(Listed entries):
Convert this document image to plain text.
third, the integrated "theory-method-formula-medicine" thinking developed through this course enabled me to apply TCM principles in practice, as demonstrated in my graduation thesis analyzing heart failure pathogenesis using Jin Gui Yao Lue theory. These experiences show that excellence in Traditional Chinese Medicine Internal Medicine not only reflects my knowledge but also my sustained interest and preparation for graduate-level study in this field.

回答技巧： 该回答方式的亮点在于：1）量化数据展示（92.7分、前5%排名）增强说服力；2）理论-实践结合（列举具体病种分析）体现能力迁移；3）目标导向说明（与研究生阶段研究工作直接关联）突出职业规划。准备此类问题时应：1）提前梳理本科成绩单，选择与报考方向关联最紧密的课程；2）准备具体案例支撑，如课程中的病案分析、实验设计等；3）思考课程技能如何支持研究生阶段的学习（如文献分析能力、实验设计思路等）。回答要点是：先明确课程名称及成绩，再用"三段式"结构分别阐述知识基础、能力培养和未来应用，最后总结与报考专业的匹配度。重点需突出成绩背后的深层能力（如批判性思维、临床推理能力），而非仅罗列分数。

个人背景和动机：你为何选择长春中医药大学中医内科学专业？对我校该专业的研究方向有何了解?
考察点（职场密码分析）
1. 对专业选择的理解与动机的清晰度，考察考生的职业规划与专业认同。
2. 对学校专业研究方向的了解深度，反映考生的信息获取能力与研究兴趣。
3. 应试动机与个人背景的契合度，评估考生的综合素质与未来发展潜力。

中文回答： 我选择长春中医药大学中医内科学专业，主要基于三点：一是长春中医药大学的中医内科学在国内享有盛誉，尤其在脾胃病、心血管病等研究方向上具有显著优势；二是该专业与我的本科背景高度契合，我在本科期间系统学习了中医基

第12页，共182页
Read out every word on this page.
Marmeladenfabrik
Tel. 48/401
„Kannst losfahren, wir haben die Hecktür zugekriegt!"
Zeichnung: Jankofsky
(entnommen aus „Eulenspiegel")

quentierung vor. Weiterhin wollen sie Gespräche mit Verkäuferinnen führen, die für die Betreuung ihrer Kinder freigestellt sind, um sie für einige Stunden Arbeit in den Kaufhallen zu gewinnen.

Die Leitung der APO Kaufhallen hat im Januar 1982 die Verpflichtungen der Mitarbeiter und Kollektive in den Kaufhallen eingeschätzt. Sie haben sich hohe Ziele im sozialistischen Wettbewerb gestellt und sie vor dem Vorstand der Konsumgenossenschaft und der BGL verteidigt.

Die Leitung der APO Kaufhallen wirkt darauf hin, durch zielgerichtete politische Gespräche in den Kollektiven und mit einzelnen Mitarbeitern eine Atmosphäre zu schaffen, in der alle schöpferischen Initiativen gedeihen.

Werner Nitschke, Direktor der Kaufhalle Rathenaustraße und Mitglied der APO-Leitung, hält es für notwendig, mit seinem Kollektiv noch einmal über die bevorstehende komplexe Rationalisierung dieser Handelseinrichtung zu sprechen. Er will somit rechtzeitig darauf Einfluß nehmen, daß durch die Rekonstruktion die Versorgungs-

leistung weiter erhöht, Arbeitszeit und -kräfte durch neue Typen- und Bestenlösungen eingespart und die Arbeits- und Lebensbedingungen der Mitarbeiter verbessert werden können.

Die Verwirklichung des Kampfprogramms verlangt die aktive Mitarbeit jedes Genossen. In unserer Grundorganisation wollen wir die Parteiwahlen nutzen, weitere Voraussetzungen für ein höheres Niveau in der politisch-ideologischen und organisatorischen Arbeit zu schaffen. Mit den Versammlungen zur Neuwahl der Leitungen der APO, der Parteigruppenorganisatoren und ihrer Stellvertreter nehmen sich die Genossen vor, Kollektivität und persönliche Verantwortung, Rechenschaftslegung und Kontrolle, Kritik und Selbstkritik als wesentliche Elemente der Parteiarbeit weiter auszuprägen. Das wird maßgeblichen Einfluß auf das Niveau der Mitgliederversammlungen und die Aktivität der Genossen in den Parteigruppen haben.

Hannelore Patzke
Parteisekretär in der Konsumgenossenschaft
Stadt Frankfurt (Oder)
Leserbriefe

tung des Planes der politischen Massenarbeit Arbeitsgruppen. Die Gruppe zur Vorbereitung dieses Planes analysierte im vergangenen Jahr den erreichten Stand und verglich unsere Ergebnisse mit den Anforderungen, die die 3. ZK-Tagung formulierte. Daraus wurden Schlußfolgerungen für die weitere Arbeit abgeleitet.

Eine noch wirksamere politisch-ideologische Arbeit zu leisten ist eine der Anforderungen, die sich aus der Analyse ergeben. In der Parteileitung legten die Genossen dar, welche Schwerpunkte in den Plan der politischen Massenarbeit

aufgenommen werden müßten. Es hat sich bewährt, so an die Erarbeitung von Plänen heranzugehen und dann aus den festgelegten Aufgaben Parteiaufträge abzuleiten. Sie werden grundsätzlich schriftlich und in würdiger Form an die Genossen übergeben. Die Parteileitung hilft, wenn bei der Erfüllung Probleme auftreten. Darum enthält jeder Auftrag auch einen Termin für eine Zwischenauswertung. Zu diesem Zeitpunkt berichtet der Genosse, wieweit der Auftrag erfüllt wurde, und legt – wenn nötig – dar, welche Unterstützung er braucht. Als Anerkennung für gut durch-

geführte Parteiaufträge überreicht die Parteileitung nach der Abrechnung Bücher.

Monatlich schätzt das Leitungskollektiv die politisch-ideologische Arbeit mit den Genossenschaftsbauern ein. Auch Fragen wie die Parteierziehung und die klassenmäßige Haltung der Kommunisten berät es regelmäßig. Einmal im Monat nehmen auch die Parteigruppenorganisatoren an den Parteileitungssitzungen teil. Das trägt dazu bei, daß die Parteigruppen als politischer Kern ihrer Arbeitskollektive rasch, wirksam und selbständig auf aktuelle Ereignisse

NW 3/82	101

(Directions):
Line by line, retype the whole listing exactly.

(Written solution):
Convert this document image to plain text.
third, the integrated "theory-method-formula-medicine" thinking developed through this course enabled me to apply TCM principles in practice, as demonstrated in my graduation thesis analyzing heart failure pathogenesis using Jin Gui Yao Lue theory. These experiences show that excellence in Traditional Chinese Medicine Internal Medicine not only reflects my knowledge but also my sustained interest and preparation for graduate-level study in this field.

回答技巧： 该回答方式的亮点在于：1）量化数据展示（92.7分、前5%排名）增强说服力；2）理论-实践结合（列举具体病种分析）体现能力迁移；3）目标导向说明（与研究生阶段研究工作直接关联）突出职业规划。准备此类问题时应：1）提前梳理本科成绩单，选择与报考方向关联最紧密的课程；2）准备具体案例支撑，如课程中的病案分析、实验设计等；3）思考课程技能如何支持研究生阶段的学习（如文献分析能力、实验设计思路等）。回答要点是：先明确课程名称及成绩，再用"三段式"结构分别阐述知识基础、能力培养和未来应用，最后总结与报考专业的匹配度。重点需突出成绩背后的深层能力（如批判性思维、临床推理能力），而非仅罗列分数。

个人背景和动机：你为何选择长春中医药大学中医内科学专业？对我校该专业的研究方向有何了解?
考察点（职场密码分析）
1. 对专业选择的理解与动机的清晰度，考察考生的职业规划与专业认同。
2. 对学校专业研究方向的了解深度，反映考生的信息获取能力与研究兴趣。
3. 应试动机与个人背景的契合度，评估考生的综合素质与未来发展潜力。

中文回答： 我选择长春中医药大学中医内科学专业，主要基于三点：一是长春中医药大学的中医内科学在国内享有盛誉，尤其在脾胃病、心血管病等研究方向上具有显著优势；二是该专业与我的本科背景高度契合，我在本科期间系统学习了中医基

第12页，共182页
Read out every word on this page.
Marmeladenfabrik
Tel. 48/401
„Kannst losfahren, wir haben die Hecktür zugekriegt!"
Zeichnung: Jankofsky
(entnommen aus „Eulenspiegel")

quentierung vor. Weiterhin wollen sie Gespräche mit Verkäuferinnen führen, die für die Betreuung ihrer Kinder freigestellt sind, um sie für einige Stunden Arbeit in den Kaufhallen zu gewinnen.

Die Leitung der APO Kaufhallen hat im Januar 1982 die Verpflichtungen der Mitarbeiter und Kollektive in den Kaufhallen eingeschätzt. Sie haben sich hohe Ziele im sozialistischen Wettbewerb gestellt und sie vor dem Vorstand der Konsumgenossenschaft und der BGL verteidigt.

Die Leitung der APO Kaufhallen wirkt darauf hin, durch zielgerichtete politische Gespräche in den Kollektiven und mit einzelnen Mitarbeitern eine Atmosphäre zu schaffen, in der alle schöpferischen Initiativen gedeihen.

Werner Nitschke, Direktor der Kaufhalle Rathenaustraße und Mitglied der APO-Leitung, hält es für notwendig, mit seinem Kollektiv noch einmal über die bevorstehende komplexe Rationalisierung dieser Handelseinrichtung zu sprechen. Er will somit rechtzeitig darauf Einfluß nehmen, daß durch die Rekonstruktion die Versorgungs-

leistung weiter erhöht, Arbeitszeit und -kräfte durch neue Typen- und Bestenlösungen eingespart und die Arbeits- und Lebensbedingungen der Mitarbeiter verbessert werden können.

Die Verwirklichung des Kampfprogramms verlangt die aktive Mitarbeit jedes Genossen. In unserer Grundorganisation wollen wir die Parteiwahlen nutzen, weitere Voraussetzungen für ein höheres Niveau in der politisch-ideologischen und organisatorischen Arbeit zu schaffen. Mit den Versammlungen zur Neuwahl der Leitungen der APO, der Parteigruppenorganisatoren und ihrer Stellvertreter nehmen sich die Genossen vor, Kollektivität und persönliche Verantwortung, Rechenschaftslegung und Kontrolle, Kritik und Selbstkritik als wesentliche Elemente der Parteiarbeit weiter auszuprägen. Das wird maßgeblichen Einfluß auf das Niveau der Mitgliederversammlungen und die Aktivität der Genossen in den Parteigruppen haben.

Hannelore Patzke
Parteisekretär in der Konsumgenossenschaft
Stadt Frankfurt (Oder)
Leserbriefe

tung des Planes der politischen Massenarbeit Arbeitsgruppen. Die Gruppe zur Vorbereitung dieses Planes analysierte im vergangenen Jahr den erreichten Stand und verglich unsere Ergebnisse mit den Anforderungen, die die 3. ZK-Tagung formulierte. Daraus wurden Schlußfolgerungen für die weitere Arbeit abgeleitet.

Eine noch wirksamere politisch-ideologische Arbeit zu leisten ist eine der Anforderungen, die sich aus der Analyse ergeben. In der Parteileitung legten die Genossen dar, welche Schwerpunkte in den Plan der politischen Massenarbeit

aufgenommen werden müßten. Es hat sich bewährt, so an die Erarbeitung von Plänen heranzugehen und dann aus den festgelegten Aufgaben Parteiaufträge abzuleiten. Sie werden grundsätzlich schriftlich und in würdiger Form an die Genossen übergeben. Die Parteileitung hilft, wenn bei der Erfüllung Probleme auftreten. Darum enthält jeder Auftrag auch einen Termin für eine Zwischenauswertung. Zu diesem Zeitpunkt berichtet der Genosse, wieweit der Auftrag erfüllt wurde, und legt – wenn nötig – dar, welche Unterstützung er braucht. Als Anerkennung für gut durch-

geführte Parteiaufträge überreicht die Parteileitung nach der Abrechnung Bücher.

Monatlich schätzt das Leitungskollektiv die politisch-ideologische Arbeit mit den Genossenschaftsbauern ein. Auch Fragen wie die Parteierziehung und die klassenmäßige Haltung der Kommunisten berät es regelmäßig. Einmal im Monat nehmen auch die Parteigruppenorganisatoren an den Parteileitungssitzungen teil. Das trägt dazu bei, daß die Parteigruppen als politischer Kern ihrer Arbeitskollektive rasch, wirksam und selbständig auf aktuelle Ereignisse

NW 3/82	101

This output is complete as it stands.